▶ Instruction
Copy every entry word for word. Skip the pictures.

::::

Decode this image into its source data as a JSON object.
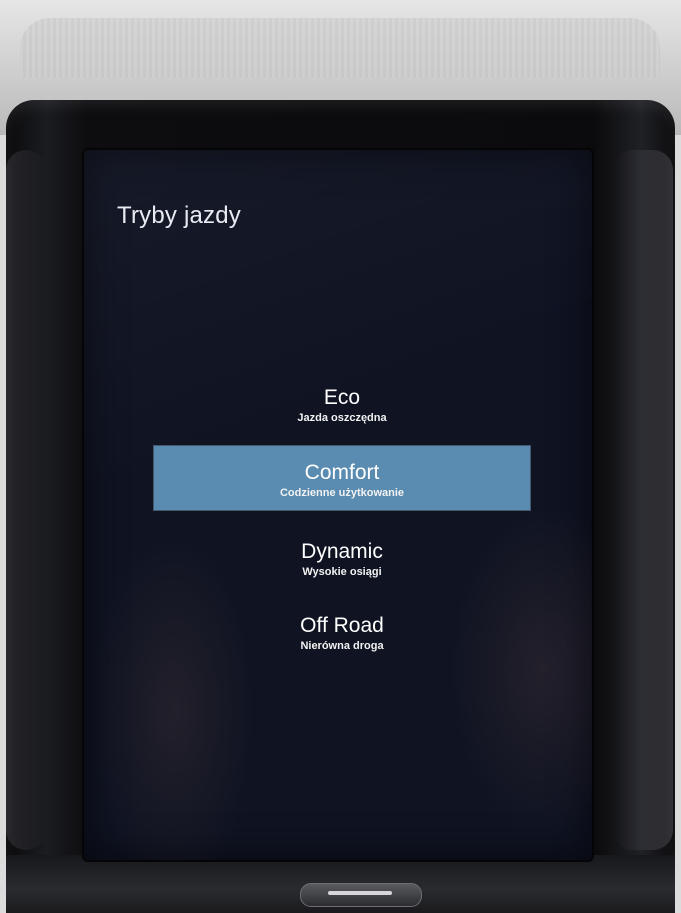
{
  "screen": {
    "title": "Tryby jazdy",
    "accent_color": "#5a8bb0",
    "background_color": "#0f1322"
  },
  "drive_modes": [
    {
      "name": "Eco",
      "description": "Jazda oszczędna",
      "selected": false
    },
    {
      "name": "Comfort",
      "description": "Codzienne użytkowanie",
      "selected": true
    },
    {
      "name": "Dynamic",
      "description": "Wysokie osiągi",
      "selected": false
    },
    {
      "name": "Off Road",
      "description": "Nierówna droga",
      "selected": false
    }
  ],
  "hardware": {
    "home_button_icon": "home-bar-icon"
  }
}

::::

▶ Solution below
Decode this image into its source data as a JSON object.
{
  "screen": {
    "title": "Tryby jazdy",
    "accent_color": "#5a8bb0",
    "background_color": "#0f1322"
  },
  "drive_modes": [
    {
      "name": "Eco",
      "description": "Jazda oszczędna",
      "selected": false
    },
    {
      "name": "Comfort",
      "description": "Codzienne użytkowanie",
      "selected": true
    },
    {
      "name": "Dynamic",
      "description": "Wysokie osiągi",
      "selected": false
    },
    {
      "name": "Off Road",
      "description": "Nierówna droga",
      "selected": false
    }
  ],
  "hardware": {
    "home_button_icon": "home-bar-icon"
  }
}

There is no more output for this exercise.